§ EXERCISE
Omit all images. Transcribe the rest of the material below exactly.

Stored data
::::::::

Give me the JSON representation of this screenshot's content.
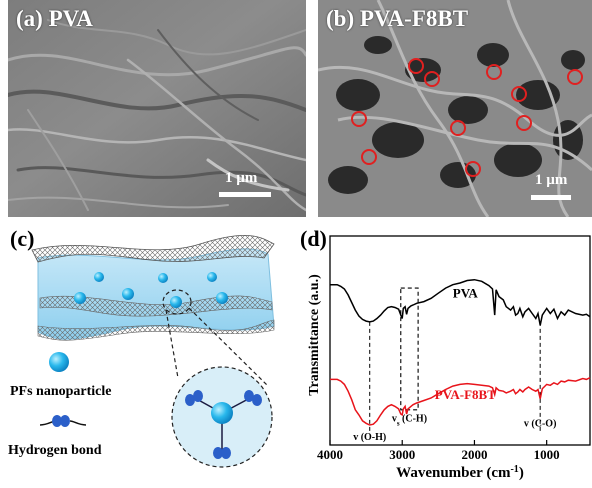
{
  "panel_a": {
    "label": "(a) PVA",
    "scale_text": "1 µm"
  },
  "panel_b": {
    "label": "(b) PVA-F8BT",
    "scale_text": "1 µm"
  },
  "panel_c": {
    "label": "(c)",
    "legend_nanoparticle": "PFs nanoparticle",
    "legend_hbond": "Hydrogen bond"
  },
  "panel_d": {
    "label": "(d)",
    "annotations": {
      "oh": "v (O-H)",
      "ch_v": "v",
      "ch_sub": "s",
      "ch_rest": " (C-H)",
      "co": "v (C-O)"
    }
  },
  "colors": {
    "pva": "#000000",
    "pva_f8bt": "#e8141b",
    "nanoparticle": "#1fb4e8"
  },
  "chart_data": {
    "type": "line",
    "xlabel": "Wavenumber (cm",
    "xlabel_sup": "-1",
    "xlabel_close": ")",
    "ylabel": "Transmittance (a.u.)",
    "x_reversed": true,
    "xlim": [
      4000,
      400
    ],
    "xticks": [
      4000,
      3000,
      2000,
      1000
    ],
    "ylim": [
      0,
      10
    ],
    "series": [
      {
        "name": "PVA",
        "color": "#000000",
        "points": [
          [
            4000,
            8.3
          ],
          [
            3900,
            8.3
          ],
          [
            3850,
            8.2
          ],
          [
            3800,
            8.05
          ],
          [
            3750,
            7.7
          ],
          [
            3700,
            7.25
          ],
          [
            3650,
            6.8
          ],
          [
            3600,
            6.45
          ],
          [
            3550,
            6.25
          ],
          [
            3500,
            6.15
          ],
          [
            3450,
            6.1
          ],
          [
            3400,
            6.15
          ],
          [
            3350,
            6.3
          ],
          [
            3300,
            6.5
          ],
          [
            3250,
            6.75
          ],
          [
            3200,
            6.95
          ],
          [
            3150,
            7.0
          ],
          [
            3100,
            6.95
          ],
          [
            3050,
            6.85
          ],
          [
            3020,
            6.5
          ],
          [
            3000,
            6.3
          ],
          [
            2985,
            6.9
          ],
          [
            2960,
            7.0
          ],
          [
            2940,
            6.55
          ],
          [
            2920,
            6.9
          ],
          [
            2880,
            7.05
          ],
          [
            2850,
            7.1
          ],
          [
            2800,
            7.2
          ],
          [
            2700,
            7.3
          ],
          [
            2600,
            7.5
          ],
          [
            2500,
            7.8
          ],
          [
            2400,
            8.1
          ],
          [
            2300,
            8.3
          ],
          [
            2200,
            8.4
          ],
          [
            2100,
            8.55
          ],
          [
            2000,
            8.6
          ],
          [
            1900,
            8.5
          ],
          [
            1800,
            8.25
          ],
          [
            1750,
            8.05
          ],
          [
            1720,
            6.5
          ],
          [
            1700,
            8.0
          ],
          [
            1660,
            7.6
          ],
          [
            1600,
            7.4
          ],
          [
            1560,
            7.0
          ],
          [
            1500,
            6.8
          ],
          [
            1460,
            7.0
          ],
          [
            1430,
            6.5
          ],
          [
            1400,
            6.6
          ],
          [
            1370,
            6.9
          ],
          [
            1330,
            6.4
          ],
          [
            1300,
            6.7
          ],
          [
            1250,
            6.9
          ],
          [
            1200,
            6.6
          ],
          [
            1150,
            6.3
          ],
          [
            1120,
            6.6
          ],
          [
            1090,
            5.9
          ],
          [
            1060,
            6.5
          ],
          [
            1000,
            6.9
          ],
          [
            950,
            6.6
          ],
          [
            900,
            6.85
          ],
          [
            850,
            6.3
          ],
          [
            800,
            6.7
          ],
          [
            750,
            6.5
          ],
          [
            700,
            6.8
          ],
          [
            600,
            6.6
          ],
          [
            500,
            6.5
          ],
          [
            450,
            6.55
          ],
          [
            400,
            6.4
          ]
        ]
      },
      {
        "name": "PVA-F8BT",
        "color": "#e8141b",
        "points": [
          [
            4000,
            2.7
          ],
          [
            3900,
            2.7
          ],
          [
            3850,
            2.6
          ],
          [
            3800,
            2.4
          ],
          [
            3750,
            2.0
          ],
          [
            3700,
            1.5
          ],
          [
            3650,
            0.9
          ],
          [
            3600,
            0.6
          ],
          [
            3550,
            0.25
          ],
          [
            3500,
            0.1
          ],
          [
            3450,
            0.0
          ],
          [
            3400,
            0.05
          ],
          [
            3350,
            0.25
          ],
          [
            3300,
            0.6
          ],
          [
            3250,
            0.9
          ],
          [
            3200,
            1.1
          ],
          [
            3150,
            1.2
          ],
          [
            3100,
            1.1
          ],
          [
            3050,
            0.95
          ],
          [
            3020,
            0.65
          ],
          [
            3000,
            0.6
          ],
          [
            2985,
            0.95
          ],
          [
            2960,
            1.1
          ],
          [
            2940,
            0.65
          ],
          [
            2920,
            0.95
          ],
          [
            2880,
            1.1
          ],
          [
            2850,
            1.2
          ],
          [
            2800,
            1.3
          ],
          [
            2700,
            1.45
          ],
          [
            2600,
            1.6
          ],
          [
            2500,
            1.85
          ],
          [
            2400,
            2.1
          ],
          [
            2300,
            2.3
          ],
          [
            2200,
            2.4
          ],
          [
            2100,
            2.45
          ],
          [
            2000,
            2.4
          ],
          [
            1900,
            2.35
          ],
          [
            1800,
            2.3
          ],
          [
            1750,
            2.2
          ],
          [
            1720,
            1.8
          ],
          [
            1700,
            2.2
          ],
          [
            1660,
            2.05
          ],
          [
            1600,
            2.0
          ],
          [
            1560,
            1.9
          ],
          [
            1500,
            2.0
          ],
          [
            1460,
            2.1
          ],
          [
            1430,
            1.85
          ],
          [
            1400,
            1.95
          ],
          [
            1370,
            2.1
          ],
          [
            1330,
            1.95
          ],
          [
            1300,
            2.1
          ],
          [
            1250,
            2.25
          ],
          [
            1200,
            2.1
          ],
          [
            1150,
            2.0
          ],
          [
            1120,
            2.1
          ],
          [
            1090,
            1.55
          ],
          [
            1060,
            2.15
          ],
          [
            1000,
            2.4
          ],
          [
            950,
            2.35
          ],
          [
            900,
            2.5
          ],
          [
            850,
            2.4
          ],
          [
            800,
            2.6
          ],
          [
            750,
            2.55
          ],
          [
            700,
            2.65
          ],
          [
            600,
            2.6
          ],
          [
            500,
            2.75
          ],
          [
            450,
            2.7
          ],
          [
            400,
            2.8
          ]
        ]
      }
    ],
    "vlines": [
      3450,
      1090
    ],
    "box_range": [
      3020,
      2780
    ],
    "grid": false
  }
}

::::::::

§ COMPLETE RESPONSE
Give me the JSON representation of this screenshot's content.
{
  "panel_a": {
    "label": "(a) PVA",
    "scale_text": "1 µm"
  },
  "panel_b": {
    "label": "(b) PVA-F8BT",
    "scale_text": "1 µm"
  },
  "panel_c": {
    "label": "(c)",
    "legend_nanoparticle": "PFs nanoparticle",
    "legend_hbond": "Hydrogen bond"
  },
  "panel_d": {
    "label": "(d)",
    "annotations": {
      "oh": "v (O-H)",
      "ch_v": "v",
      "ch_sub": "s",
      "ch_rest": " (C-H)",
      "co": "v (C-O)"
    }
  },
  "colors": {
    "pva": "#000000",
    "pva_f8bt": "#e8141b",
    "nanoparticle": "#1fb4e8"
  },
  "chart_data": {
    "type": "line",
    "xlabel": "Wavenumber (cm",
    "xlabel_sup": "-1",
    "xlabel_close": ")",
    "ylabel": "Transmittance (a.u.)",
    "x_reversed": true,
    "xlim": [
      4000,
      400
    ],
    "xticks": [
      4000,
      3000,
      2000,
      1000
    ],
    "ylim": [
      0,
      10
    ],
    "series": [
      {
        "name": "PVA",
        "color": "#000000",
        "points": [
          [
            4000,
            8.3
          ],
          [
            3900,
            8.3
          ],
          [
            3850,
            8.2
          ],
          [
            3800,
            8.05
          ],
          [
            3750,
            7.7
          ],
          [
            3700,
            7.25
          ],
          [
            3650,
            6.8
          ],
          [
            3600,
            6.45
          ],
          [
            3550,
            6.25
          ],
          [
            3500,
            6.15
          ],
          [
            3450,
            6.1
          ],
          [
            3400,
            6.15
          ],
          [
            3350,
            6.3
          ],
          [
            3300,
            6.5
          ],
          [
            3250,
            6.75
          ],
          [
            3200,
            6.95
          ],
          [
            3150,
            7.0
          ],
          [
            3100,
            6.95
          ],
          [
            3050,
            6.85
          ],
          [
            3020,
            6.5
          ],
          [
            3000,
            6.3
          ],
          [
            2985,
            6.9
          ],
          [
            2960,
            7.0
          ],
          [
            2940,
            6.55
          ],
          [
            2920,
            6.9
          ],
          [
            2880,
            7.05
          ],
          [
            2850,
            7.1
          ],
          [
            2800,
            7.2
          ],
          [
            2700,
            7.3
          ],
          [
            2600,
            7.5
          ],
          [
            2500,
            7.8
          ],
          [
            2400,
            8.1
          ],
          [
            2300,
            8.3
          ],
          [
            2200,
            8.4
          ],
          [
            2100,
            8.55
          ],
          [
            2000,
            8.6
          ],
          [
            1900,
            8.5
          ],
          [
            1800,
            8.25
          ],
          [
            1750,
            8.05
          ],
          [
            1720,
            6.5
          ],
          [
            1700,
            8.0
          ],
          [
            1660,
            7.6
          ],
          [
            1600,
            7.4
          ],
          [
            1560,
            7.0
          ],
          [
            1500,
            6.8
          ],
          [
            1460,
            7.0
          ],
          [
            1430,
            6.5
          ],
          [
            1400,
            6.6
          ],
          [
            1370,
            6.9
          ],
          [
            1330,
            6.4
          ],
          [
            1300,
            6.7
          ],
          [
            1250,
            6.9
          ],
          [
            1200,
            6.6
          ],
          [
            1150,
            6.3
          ],
          [
            1120,
            6.6
          ],
          [
            1090,
            5.9
          ],
          [
            1060,
            6.5
          ],
          [
            1000,
            6.9
          ],
          [
            950,
            6.6
          ],
          [
            900,
            6.85
          ],
          [
            850,
            6.3
          ],
          [
            800,
            6.7
          ],
          [
            750,
            6.5
          ],
          [
            700,
            6.8
          ],
          [
            600,
            6.6
          ],
          [
            500,
            6.5
          ],
          [
            450,
            6.55
          ],
          [
            400,
            6.4
          ]
        ]
      },
      {
        "name": "PVA-F8BT",
        "color": "#e8141b",
        "points": [
          [
            4000,
            2.7
          ],
          [
            3900,
            2.7
          ],
          [
            3850,
            2.6
          ],
          [
            3800,
            2.4
          ],
          [
            3750,
            2.0
          ],
          [
            3700,
            1.5
          ],
          [
            3650,
            0.9
          ],
          [
            3600,
            0.6
          ],
          [
            3550,
            0.25
          ],
          [
            3500,
            0.1
          ],
          [
            3450,
            0.0
          ],
          [
            3400,
            0.05
          ],
          [
            3350,
            0.25
          ],
          [
            3300,
            0.6
          ],
          [
            3250,
            0.9
          ],
          [
            3200,
            1.1
          ],
          [
            3150,
            1.2
          ],
          [
            3100,
            1.1
          ],
          [
            3050,
            0.95
          ],
          [
            3020,
            0.65
          ],
          [
            3000,
            0.6
          ],
          [
            2985,
            0.95
          ],
          [
            2960,
            1.1
          ],
          [
            2940,
            0.65
          ],
          [
            2920,
            0.95
          ],
          [
            2880,
            1.1
          ],
          [
            2850,
            1.2
          ],
          [
            2800,
            1.3
          ],
          [
            2700,
            1.45
          ],
          [
            2600,
            1.6
          ],
          [
            2500,
            1.85
          ],
          [
            2400,
            2.1
          ],
          [
            2300,
            2.3
          ],
          [
            2200,
            2.4
          ],
          [
            2100,
            2.45
          ],
          [
            2000,
            2.4
          ],
          [
            1900,
            2.35
          ],
          [
            1800,
            2.3
          ],
          [
            1750,
            2.2
          ],
          [
            1720,
            1.8
          ],
          [
            1700,
            2.2
          ],
          [
            1660,
            2.05
          ],
          [
            1600,
            2.0
          ],
          [
            1560,
            1.9
          ],
          [
            1500,
            2.0
          ],
          [
            1460,
            2.1
          ],
          [
            1430,
            1.85
          ],
          [
            1400,
            1.95
          ],
          [
            1370,
            2.1
          ],
          [
            1330,
            1.95
          ],
          [
            1300,
            2.1
          ],
          [
            1250,
            2.25
          ],
          [
            1200,
            2.1
          ],
          [
            1150,
            2.0
          ],
          [
            1120,
            2.1
          ],
          [
            1090,
            1.55
          ],
          [
            1060,
            2.15
          ],
          [
            1000,
            2.4
          ],
          [
            950,
            2.35
          ],
          [
            900,
            2.5
          ],
          [
            850,
            2.4
          ],
          [
            800,
            2.6
          ],
          [
            750,
            2.55
          ],
          [
            700,
            2.65
          ],
          [
            600,
            2.6
          ],
          [
            500,
            2.75
          ],
          [
            450,
            2.7
          ],
          [
            400,
            2.8
          ]
        ]
      }
    ],
    "vlines": [
      3450,
      1090
    ],
    "box_range": [
      3020,
      2780
    ],
    "grid": false
  }
}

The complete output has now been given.